- [Direction]: Scan the lines below; pull out those with "wife".

- [Records for processing]:
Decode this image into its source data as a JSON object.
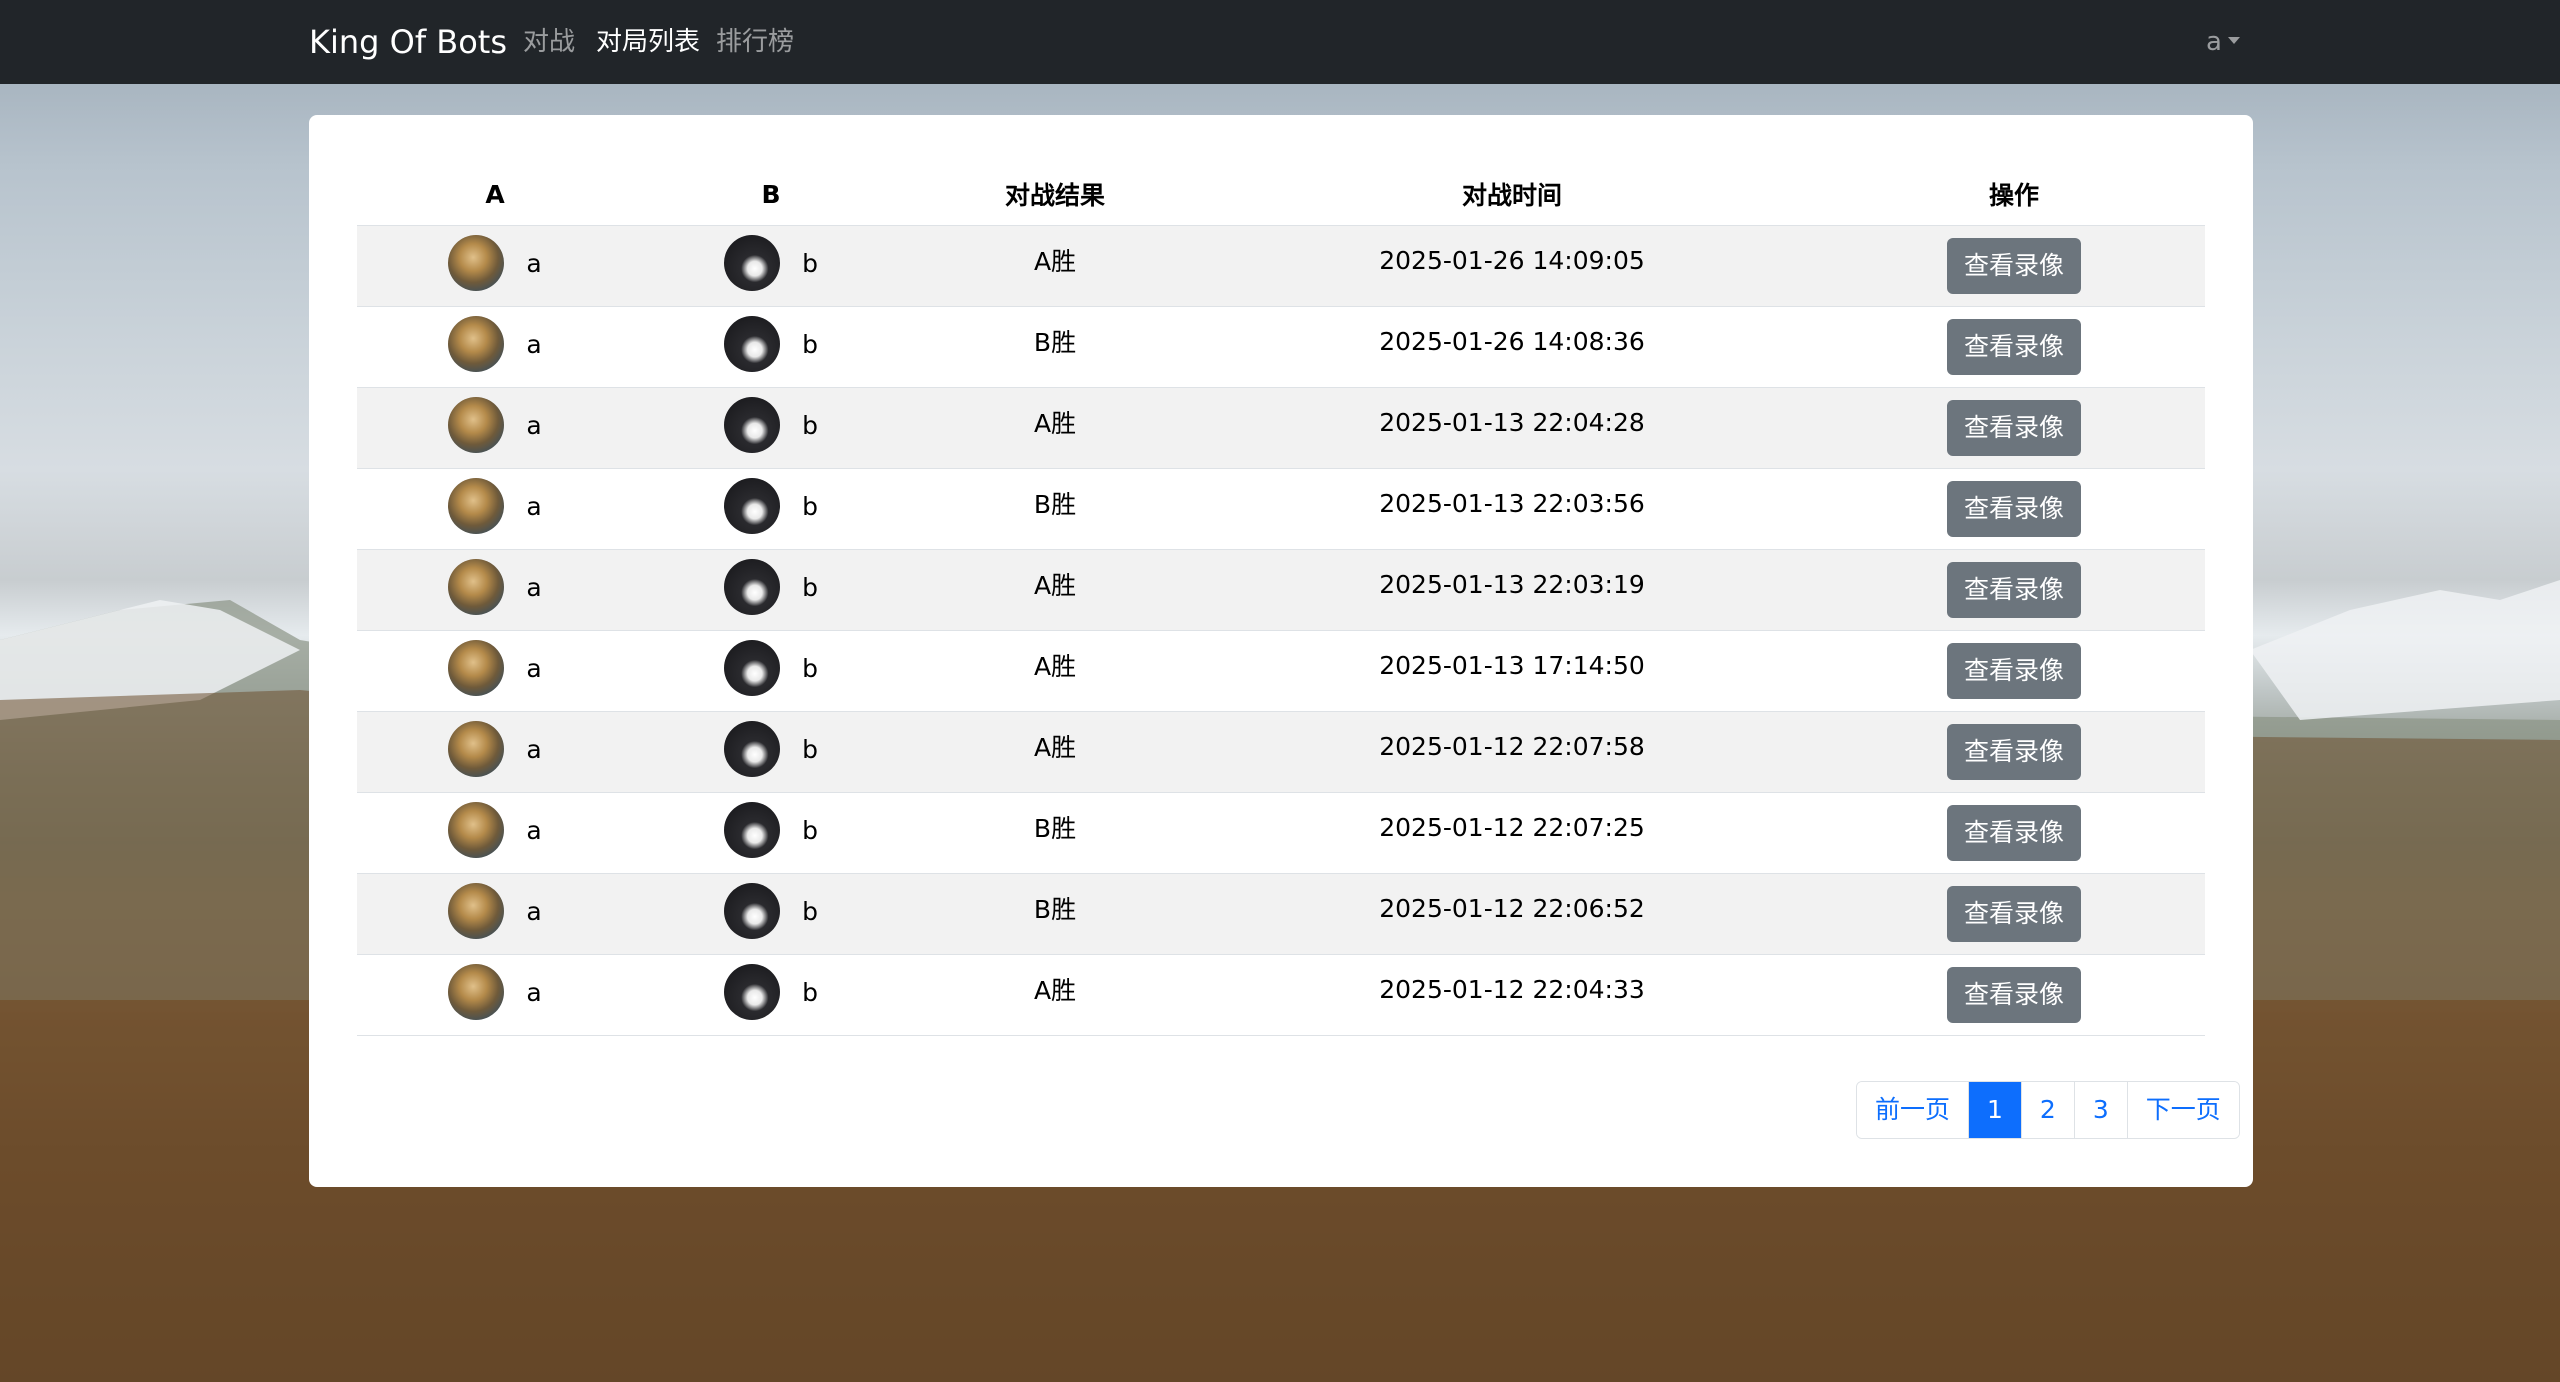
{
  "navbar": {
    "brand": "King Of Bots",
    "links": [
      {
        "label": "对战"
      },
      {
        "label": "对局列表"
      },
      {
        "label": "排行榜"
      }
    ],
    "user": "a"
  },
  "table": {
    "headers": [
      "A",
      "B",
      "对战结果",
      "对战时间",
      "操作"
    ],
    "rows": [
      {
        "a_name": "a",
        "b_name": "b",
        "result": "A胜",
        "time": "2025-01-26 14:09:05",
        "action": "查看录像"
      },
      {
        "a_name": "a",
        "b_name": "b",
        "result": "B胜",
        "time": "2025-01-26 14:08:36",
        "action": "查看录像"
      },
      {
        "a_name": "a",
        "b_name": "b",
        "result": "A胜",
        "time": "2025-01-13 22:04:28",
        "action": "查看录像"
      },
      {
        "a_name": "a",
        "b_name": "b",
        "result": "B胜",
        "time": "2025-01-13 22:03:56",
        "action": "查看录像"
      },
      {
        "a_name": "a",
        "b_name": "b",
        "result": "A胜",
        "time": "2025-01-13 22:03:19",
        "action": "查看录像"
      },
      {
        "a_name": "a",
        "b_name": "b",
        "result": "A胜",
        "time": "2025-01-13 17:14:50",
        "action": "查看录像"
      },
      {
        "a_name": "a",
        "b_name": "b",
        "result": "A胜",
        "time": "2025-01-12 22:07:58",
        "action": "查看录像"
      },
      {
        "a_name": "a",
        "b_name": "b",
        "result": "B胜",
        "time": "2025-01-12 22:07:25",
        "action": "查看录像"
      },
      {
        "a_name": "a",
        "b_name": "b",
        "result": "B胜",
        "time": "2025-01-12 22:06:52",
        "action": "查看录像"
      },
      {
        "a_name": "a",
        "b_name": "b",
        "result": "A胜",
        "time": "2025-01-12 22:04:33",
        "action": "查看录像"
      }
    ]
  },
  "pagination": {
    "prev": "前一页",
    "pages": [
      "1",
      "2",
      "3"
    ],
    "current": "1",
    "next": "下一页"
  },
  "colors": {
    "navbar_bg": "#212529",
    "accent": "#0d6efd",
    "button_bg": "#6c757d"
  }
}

* * *

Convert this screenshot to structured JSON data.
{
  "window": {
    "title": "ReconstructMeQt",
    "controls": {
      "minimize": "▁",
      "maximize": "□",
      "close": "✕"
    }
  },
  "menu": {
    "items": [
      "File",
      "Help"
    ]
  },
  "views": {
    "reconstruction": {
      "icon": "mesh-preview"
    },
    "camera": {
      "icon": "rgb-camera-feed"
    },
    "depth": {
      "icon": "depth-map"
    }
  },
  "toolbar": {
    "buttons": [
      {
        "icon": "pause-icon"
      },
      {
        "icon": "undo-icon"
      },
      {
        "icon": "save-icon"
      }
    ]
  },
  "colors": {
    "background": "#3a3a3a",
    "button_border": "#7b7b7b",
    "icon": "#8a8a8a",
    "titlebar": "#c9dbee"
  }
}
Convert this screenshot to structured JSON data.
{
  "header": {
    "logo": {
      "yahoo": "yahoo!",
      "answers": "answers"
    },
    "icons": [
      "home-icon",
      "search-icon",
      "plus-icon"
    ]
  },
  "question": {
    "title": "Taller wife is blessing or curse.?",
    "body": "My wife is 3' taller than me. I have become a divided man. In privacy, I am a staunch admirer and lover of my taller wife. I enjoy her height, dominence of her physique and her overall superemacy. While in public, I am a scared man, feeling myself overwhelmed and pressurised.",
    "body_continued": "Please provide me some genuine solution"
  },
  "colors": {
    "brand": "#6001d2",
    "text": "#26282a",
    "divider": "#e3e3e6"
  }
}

- [Answer to this problem]:
    "title": "Taller wife is blessing or curse.?",
    "body": "My wife is 3' taller than me. I have become a divided man. In privacy, I am a staunch admirer and lover of my taller wife. I enjoy her height, dominence of her physique and her overall superemacy. While in public, I am a scared man, feeling myself overwhelmed and pressurised.",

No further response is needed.